:: What you will do ::
Work out how many lines in the listing below include the word "wrote"; answer with the number alone.

:: Collected data ::

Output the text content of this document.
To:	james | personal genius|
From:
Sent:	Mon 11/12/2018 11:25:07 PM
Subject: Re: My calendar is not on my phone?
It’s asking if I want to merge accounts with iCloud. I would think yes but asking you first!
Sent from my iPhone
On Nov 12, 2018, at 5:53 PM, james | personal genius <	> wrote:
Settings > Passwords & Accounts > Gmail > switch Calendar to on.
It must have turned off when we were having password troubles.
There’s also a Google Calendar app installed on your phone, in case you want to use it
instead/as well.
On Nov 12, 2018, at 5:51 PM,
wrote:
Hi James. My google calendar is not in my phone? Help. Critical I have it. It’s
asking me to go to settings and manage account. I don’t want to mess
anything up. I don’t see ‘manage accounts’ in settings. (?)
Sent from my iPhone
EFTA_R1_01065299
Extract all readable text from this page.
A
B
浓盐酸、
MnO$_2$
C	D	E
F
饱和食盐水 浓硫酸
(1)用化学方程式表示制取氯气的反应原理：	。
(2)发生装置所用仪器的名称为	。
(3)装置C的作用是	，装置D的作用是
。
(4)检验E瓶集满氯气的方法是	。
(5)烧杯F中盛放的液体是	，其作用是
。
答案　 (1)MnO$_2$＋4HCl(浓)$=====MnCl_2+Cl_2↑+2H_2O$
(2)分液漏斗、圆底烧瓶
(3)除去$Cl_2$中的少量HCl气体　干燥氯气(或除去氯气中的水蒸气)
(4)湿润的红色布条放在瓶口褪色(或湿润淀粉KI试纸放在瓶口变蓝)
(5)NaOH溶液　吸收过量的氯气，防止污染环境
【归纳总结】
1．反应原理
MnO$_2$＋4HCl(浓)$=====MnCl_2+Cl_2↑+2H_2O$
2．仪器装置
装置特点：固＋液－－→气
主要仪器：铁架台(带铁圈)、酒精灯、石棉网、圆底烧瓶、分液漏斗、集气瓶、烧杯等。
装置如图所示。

:: Response to this task ::
2